**PROBLEM DESCRIPTION**
Write out each line of the listing as it stands, without the images.

Stored data
▼▼▼

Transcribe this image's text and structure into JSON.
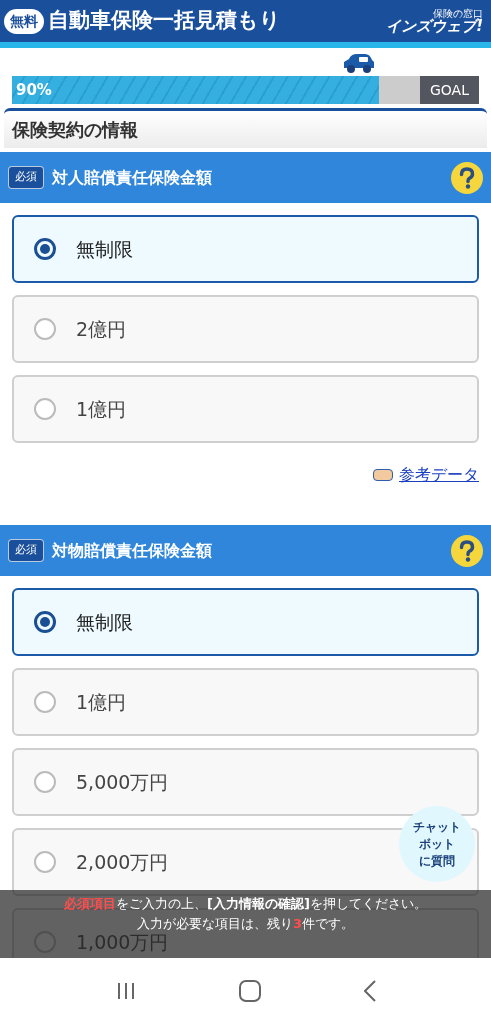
{
  "header": {
    "badge": "無料",
    "title": "自動車保険一括見積もり",
    "logo_small": "保険の窓口",
    "logo": "インズウェブ!"
  },
  "progress": {
    "level": 0.9,
    "reading": "90%",
    "goal": "GOAL"
  },
  "section_title": "保険契約の情報",
  "questions": [
    {
      "required": "必須",
      "title": "対人賠償責任保険金額",
      "options": [
        {
          "label": "無制限",
          "selected": true
        },
        {
          "label": "2億円",
          "selected": false
        },
        {
          "label": "1億円",
          "selected": false
        }
      ],
      "link": "参考データ"
    },
    {
      "required": "必須",
      "title": "対物賠償責任保険金額",
      "options": [
        {
          "label": "無制限",
          "selected": true
        },
        {
          "label": "1億円",
          "selected": false
        },
        {
          "label": "5,000万円",
          "selected": false
        },
        {
          "label": "2,000万円",
          "selected": false
        },
        {
          "label": "1,000万円",
          "selected": false
        }
      ]
    }
  ],
  "chatbot": [
    "チャット",
    "ボット",
    "に質問"
  ],
  "notice": [
    [
      {
        "text": "必須項目",
        "kind": "alert"
      },
      {
        "text": "をご入力の上、",
        "kind": "plain"
      },
      {
        "text": "[入力情報の確認]",
        "kind": "strong"
      },
      {
        "text": "を押してください。",
        "kind": "plain"
      }
    ],
    [
      {
        "text": "入力が必要な項目は、残り",
        "kind": "plain"
      },
      {
        "text": "3",
        "kind": "alert"
      },
      {
        "text": "件です。",
        "kind": "plain"
      }
    ]
  ]
}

▲▲▲

**SOLVED PROBLEM**
Transcribe this image's text and structure into JSON.
{
  "header": {
    "badge": "無料",
    "title": "自動車保険一括見積もり",
    "logo_small": "保険の窓口",
    "logo": "インズウェブ!"
  },
  "progress": {
    "level": 0.9,
    "reading": "90%",
    "goal": "GOAL"
  },
  "section_title": "保険契約の情報",
  "questions": [
    {
      "required": "必須",
      "title": "対人賠償責任保険金額",
      "options": [
        {
          "label": "無制限",
          "selected": true
        },
        {
          "label": "2億円",
          "selected": false
        },
        {
          "label": "1億円",
          "selected": false
        }
      ],
      "link": "参考データ"
    },
    {
      "required": "必須",
      "title": "対物賠償責任保険金額",
      "options": [
        {
          "label": "無制限",
          "selected": true
        },
        {
          "label": "1億円",
          "selected": false
        },
        {
          "label": "5,000万円",
          "selected": false
        },
        {
          "label": "2,000万円",
          "selected": false
        },
        {
          "label": "1,000万円",
          "selected": false
        }
      ]
    }
  ],
  "chatbot": [
    "チャット",
    "ボット",
    "に質問"
  ],
  "notice": [
    [
      {
        "text": "必須項目",
        "kind": "alert"
      },
      {
        "text": "をご入力の上、",
        "kind": "plain"
      },
      {
        "text": "[入力情報の確認]",
        "kind": "strong"
      },
      {
        "text": "を押してください。",
        "kind": "plain"
      }
    ],
    [
      {
        "text": "入力が必要な項目は、残り",
        "kind": "plain"
      },
      {
        "text": "3",
        "kind": "alert"
      },
      {
        "text": "件です。",
        "kind": "plain"
      }
    ]
  ]
}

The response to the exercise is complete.